BEGIN EXCERPTED DATA
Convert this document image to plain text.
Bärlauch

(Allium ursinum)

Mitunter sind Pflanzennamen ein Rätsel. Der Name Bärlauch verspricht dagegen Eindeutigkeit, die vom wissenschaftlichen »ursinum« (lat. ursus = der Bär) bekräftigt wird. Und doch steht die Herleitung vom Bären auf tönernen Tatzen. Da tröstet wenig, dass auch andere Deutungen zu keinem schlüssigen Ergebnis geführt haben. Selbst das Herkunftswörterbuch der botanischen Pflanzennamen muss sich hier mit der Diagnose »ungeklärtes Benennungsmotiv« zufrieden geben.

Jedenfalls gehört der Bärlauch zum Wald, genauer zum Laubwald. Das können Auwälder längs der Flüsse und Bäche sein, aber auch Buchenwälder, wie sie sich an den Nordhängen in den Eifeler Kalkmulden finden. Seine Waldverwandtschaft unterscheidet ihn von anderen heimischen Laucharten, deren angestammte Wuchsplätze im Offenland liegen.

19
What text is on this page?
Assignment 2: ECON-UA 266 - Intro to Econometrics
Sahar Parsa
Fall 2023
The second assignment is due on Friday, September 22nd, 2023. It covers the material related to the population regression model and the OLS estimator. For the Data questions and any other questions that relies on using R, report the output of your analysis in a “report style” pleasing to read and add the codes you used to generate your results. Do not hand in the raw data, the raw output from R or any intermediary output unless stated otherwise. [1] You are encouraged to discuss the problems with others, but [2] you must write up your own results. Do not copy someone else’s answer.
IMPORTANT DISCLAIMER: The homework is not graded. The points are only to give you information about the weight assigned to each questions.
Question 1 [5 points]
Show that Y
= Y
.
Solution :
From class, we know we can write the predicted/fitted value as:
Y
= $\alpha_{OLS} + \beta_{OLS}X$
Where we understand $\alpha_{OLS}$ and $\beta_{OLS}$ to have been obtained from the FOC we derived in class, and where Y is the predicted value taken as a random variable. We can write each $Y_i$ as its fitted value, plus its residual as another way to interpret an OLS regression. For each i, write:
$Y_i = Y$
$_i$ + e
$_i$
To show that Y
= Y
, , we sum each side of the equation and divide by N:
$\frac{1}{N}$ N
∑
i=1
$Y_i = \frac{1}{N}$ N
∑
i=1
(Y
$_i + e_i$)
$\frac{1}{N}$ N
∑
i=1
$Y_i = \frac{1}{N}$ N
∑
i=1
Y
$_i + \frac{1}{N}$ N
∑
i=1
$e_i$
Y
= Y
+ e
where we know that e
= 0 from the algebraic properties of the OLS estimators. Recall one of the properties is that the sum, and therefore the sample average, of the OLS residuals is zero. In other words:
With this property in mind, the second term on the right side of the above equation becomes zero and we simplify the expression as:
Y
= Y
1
END EXCERPTED DATA
Repeat every record exactly as written, please.

Convert this document image to plain text.
Bärlauch

(Allium ursinum)

Mitunter sind Pflanzennamen ein Rätsel. Der Name Bärlauch verspricht dagegen Eindeutigkeit, die vom wissenschaftlichen »ursinum« (lat. ursus = der Bär) bekräftigt wird. Und doch steht die Herleitung vom Bären auf tönernen Tatzen. Da tröstet wenig, dass auch andere Deutungen zu keinem schlüssigen Ergebnis geführt haben. Selbst das Herkunftswörterbuch der botanischen Pflanzennamen muss sich hier mit der Diagnose »ungeklärtes Benennungsmotiv« zufrieden geben.

Jedenfalls gehört der Bärlauch zum Wald, genauer zum Laubwald. Das können Auwälder längs der Flüsse und Bäche sein, aber auch Buchenwälder, wie sie sich an den Nordhängen in den Eifeler Kalkmulden finden. Seine Waldverwandtschaft unterscheidet ihn von anderen heimischen Laucharten, deren angestammte Wuchsplätze im Offenland liegen.

19
What text is on this page?
Assignment 2: ECON-UA 266 - Intro to Econometrics
Sahar Parsa
Fall 2023
The second assignment is due on Friday, September 22nd, 2023. It covers the material related to the population regression model and the OLS estimator. For the Data questions and any other questions that relies on using R, report the output of your analysis in a “report style” pleasing to read and add the codes you used to generate your results. Do not hand in the raw data, the raw output from R or any intermediary output unless stated otherwise. [1] You are encouraged to discuss the problems with others, but [2] you must write up your own results. Do not copy someone else’s answer.
IMPORTANT DISCLAIMER: The homework is not graded. The points are only to give you information about the weight assigned to each questions.
Question 1 [5 points]
Show that Y
= Y
.
Solution :
From class, we know we can write the predicted/fitted value as:
Y
= $\alpha_{OLS} + \beta_{OLS}X$
Where we understand $\alpha_{OLS}$ and $\beta_{OLS}$ to have been obtained from the FOC we derived in class, and where Y is the predicted value taken as a random variable. We can write each $Y_i$ as its fitted value, plus its residual as another way to interpret an OLS regression. For each i, write:
$Y_i = Y$
$_i$ + e
$_i$
To show that Y
= Y
, , we sum each side of the equation and divide by N:
$\frac{1}{N}$ N
∑
i=1
$Y_i = \frac{1}{N}$ N
∑
i=1
(Y
$_i + e_i$)
$\frac{1}{N}$ N
∑
i=1
$Y_i = \frac{1}{N}$ N
∑
i=1
Y
$_i + \frac{1}{N}$ N
∑
i=1
$e_i$
Y
= Y
+ e
where we know that e
= 0 from the algebraic properties of the OLS estimators. Recall one of the properties is that the sum, and therefore the sample average, of the OLS residuals is zero. In other words:
With this property in mind, the second term on the right side of the above equation becomes zero and we simplify the expression as:
Y
= Y
1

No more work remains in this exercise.